Que faire du 29 mai ?

Dominique Strauss-Kahn
Intervention de Dominique Strauss-Kahn, député du Val-d'Oise, lors du Conseil national du Parti socialiste du 4 juin 2005.


 
Mes amis, mes camarades,

on voit bien, au lendemain de ce référendum, que la France est en crise. Mais on sait bien aussi, et les premières interventions de ce matin le soulignent, que notre Parti est à la croisée des chemins.

La crise, chacun la sent, d’abord en Europe.

Le résultat est là, personne ne le conteste, pour autant il n’est pas illégitime de se poser des questions sur l’avenir de l'Europe. On ne va pas ranger la question européenne au Frigidaire sous prétexte que le référendum est derrière nous.

Et force est constater, et chacun ici, je pense, le reconnaîtra, que la crise est plus rapide et plus profonde encore que la plupart d’entre nous n’avaient pu l’imaginer. Si bien que nous avons une mission, nous socialistes, tous ici, c’est à la fois de tracer les voies qui nous permettront de revenir vers l’Europe politique et sociale, car personne, je suppose, n’est prêt à abandonner l’objectif. Mais en même temps à éviter que ne se défasse ce qui a déjà été construit, même si, dans ce qui a été construit, beaucoup de nos militants, et peut-être tous, moi le premier, sont d’accord pour reconnaître que ce n’est pas exactement l'Europe dont nous aurions rêvé.

Quand je vois, quelques jours après le référendum français, ce qui se passe sur l’euro. Quand j’entends le ministre de l’Économie allemande dire : « Finalement, sans l’euro, nous, grâce au Deutschmark, nous aurions aujourd’hui des taux d’intérêt plus faibles. », je sens que les ferments de ce détricotage dont il était question tout à l’heure sont à l’œuvre. Mes camarades, ne croyez pas, quel que soit le jugement que l’on porte, plus ou moins positif, sur les cinquante ans de la construction européenne, ne croyez pas que ce qui est acquis est acquis, que c’est engrangé et que jamais cela ne pourra être remis en question.

À l’inverse, c’est solide, on peut s’appuyer dessus, à condition de continuer à construire.

La crise, elle est évidemment aussi en France.

Plusieurs d’entre nous l’on dit, c’est une crise de régime, et le mot n’est pas trop fort. C’est une crise de régime lorsque le Président de la République s’adresse aux Français et qu’aucun ne l’écoute et qu’aucun ne le croit. Lorsque la parole du Président de la République, en l'occurrence évidemment celle de Jacques Chirac, on aurait pu s’y attendre, n’a plus aucun écho dans l’opinion à cause de dix ans de promesses non tenues, dix ans de reniement, alors on sent que la crise est vraiment profonde. Mais ça, ce n’est que l’apparence Chirac.

────────────────────────────────────────

**Objectif de travail**: D'après le discours ci-dessus sur le référendum, à quelle date et lors de quelle réunion Dominique Strauss-Kahn a-t-il pris la parole ?

**Jeu de données**:

────────────────────────────────────────

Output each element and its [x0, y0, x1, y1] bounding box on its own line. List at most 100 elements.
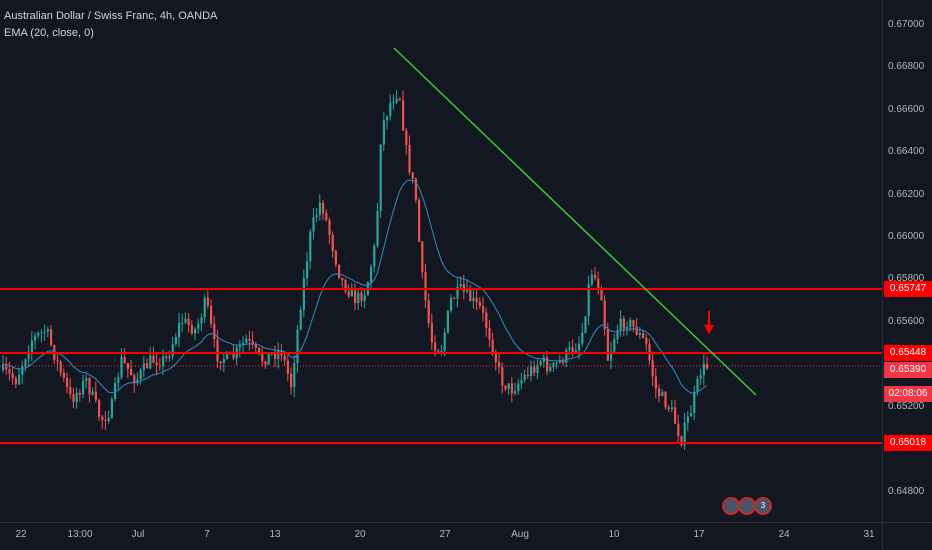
- candle-body: [398, 98, 401, 100]
- candle-body: [533, 366, 536, 373]
- candle-body: [347, 291, 350, 297]
- bar-countdown: 02:08:06: [884, 386, 932, 402]
- downtrend-line[interactable]: [393, 47, 757, 396]
- price-tick: 0.66800: [888, 61, 925, 72]
- candle-body: [286, 360, 289, 374]
- candle-body: [331, 234, 334, 251]
- price-tick: 0.65800: [888, 273, 925, 284]
- candle-body: [277, 350, 280, 359]
- candle-body: [37, 332, 40, 336]
- candle-body: [597, 278, 600, 289]
- candle-body: [72, 394, 75, 402]
- candle-body: [136, 379, 139, 384]
- candle-body: [91, 391, 94, 395]
- event-count: 3: [760, 501, 766, 510]
- time-tick: 24: [778, 529, 790, 540]
- candle-body: [587, 284, 590, 317]
- candle-body: [299, 310, 302, 330]
- candle-body: [510, 383, 513, 394]
- candle-body: [411, 172, 414, 179]
- candle-body: [126, 363, 129, 369]
- symbol-title[interactable]: Australian Dollar / Swiss Franc, 4h, OAN…: [4, 10, 218, 22]
- candlestick-series: [2, 90, 709, 450]
- candle-body: [670, 407, 673, 410]
- candle-body: [642, 332, 645, 338]
- candle-body: [142, 363, 145, 370]
- candle-body: [210, 305, 213, 324]
- candle-body: [133, 375, 136, 384]
- candle-body: [680, 436, 683, 446]
- candle-body: [178, 322, 181, 338]
- candle-body: [629, 319, 632, 328]
- candle-body: [421, 241, 424, 273]
- candle-body: [424, 272, 427, 301]
- candle-body: [568, 347, 571, 350]
- candle-body: [498, 362, 501, 368]
- candle-body: [485, 312, 488, 329]
- candle-body: [645, 337, 648, 345]
- candle-body: [181, 322, 184, 324]
- price-tick: 0.64800: [888, 486, 925, 497]
- candle-body: [552, 362, 555, 368]
- candle-body: [152, 355, 155, 363]
- candle-body: [478, 302, 481, 307]
- candle-body: [290, 373, 293, 388]
- candle-body: [162, 356, 165, 367]
- candle-body: [370, 266, 373, 283]
- candle-body: [251, 340, 254, 344]
- candle-body: [706, 363, 709, 369]
- candle-body: [296, 329, 299, 364]
- candle-body: [610, 351, 613, 361]
- candle-body: [62, 372, 65, 378]
- indicator-legend[interactable]: EMA (20, close, 0): [4, 27, 94, 39]
- candle-body: [690, 412, 693, 417]
- price-tick: 0.66400: [888, 146, 925, 157]
- chart-pane[interactable]: Australian Dollar / Swiss Franc, 4h, OAN…: [0, 0, 882, 522]
- candle-body: [446, 310, 449, 333]
- candle-body: [571, 347, 574, 352]
- candle-body: [8, 369, 11, 374]
- candle-body: [5, 364, 8, 370]
- candle-body: [651, 360, 654, 377]
- candle-body: [430, 323, 433, 343]
- candle-body: [334, 250, 337, 265]
- price-chart[interactable]: [0, 0, 882, 522]
- ema-line: [2, 179, 708, 394]
- down-arrow-icon[interactable]: [704, 311, 714, 334]
- candle-body: [654, 376, 657, 389]
- candle-body: [245, 338, 248, 343]
- price-tick: 0.66200: [888, 189, 925, 200]
- time-scale[interactable]: 22 13:00 Jul 7 13 20 27 Aug 10 17 24 31: [0, 522, 882, 550]
- candle-body: [440, 351, 443, 353]
- candle-body: [466, 289, 469, 292]
- candle-body: [584, 316, 587, 333]
- candle-body: [619, 318, 622, 331]
- candle-body: [258, 347, 261, 353]
- price-tick: 0.66000: [888, 231, 925, 242]
- price-tick: 0.67000: [888, 19, 925, 30]
- candle-body: [622, 318, 625, 329]
- candle-body: [24, 359, 27, 367]
- candle-body: [350, 289, 353, 297]
- scale-corner[interactable]: [882, 522, 932, 550]
- candle-body: [242, 342, 245, 345]
- candle-body: [590, 274, 593, 285]
- price-scale[interactable]: 0.67000 0.66800 0.66600 0.66400 0.66200 …: [882, 0, 932, 522]
- candle-body: [632, 319, 635, 327]
- candle-body: [293, 363, 296, 388]
- candle-body: [274, 353, 277, 359]
- candle-body: [101, 416, 104, 421]
- candle-body: [594, 274, 597, 279]
- candle-body: [114, 383, 117, 400]
- event-icon[interactable]: 3: [754, 497, 772, 515]
- candle-body: [389, 102, 392, 117]
- candle-body: [194, 328, 197, 334]
- candle-body: [85, 378, 88, 381]
- candle-body: [30, 340, 33, 353]
- resistance-price-badge: 0.65747: [884, 281, 932, 297]
- candle-body: [75, 392, 78, 402]
- candle-body: [56, 360, 59, 362]
- candle-body: [408, 145, 411, 173]
- candle-body: [338, 264, 341, 278]
- candle-body: [232, 354, 235, 359]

────────────────────────────────────────

**Réponse attendue**: Le 4 juin 2005, lors du Conseil national du Parti socialiste.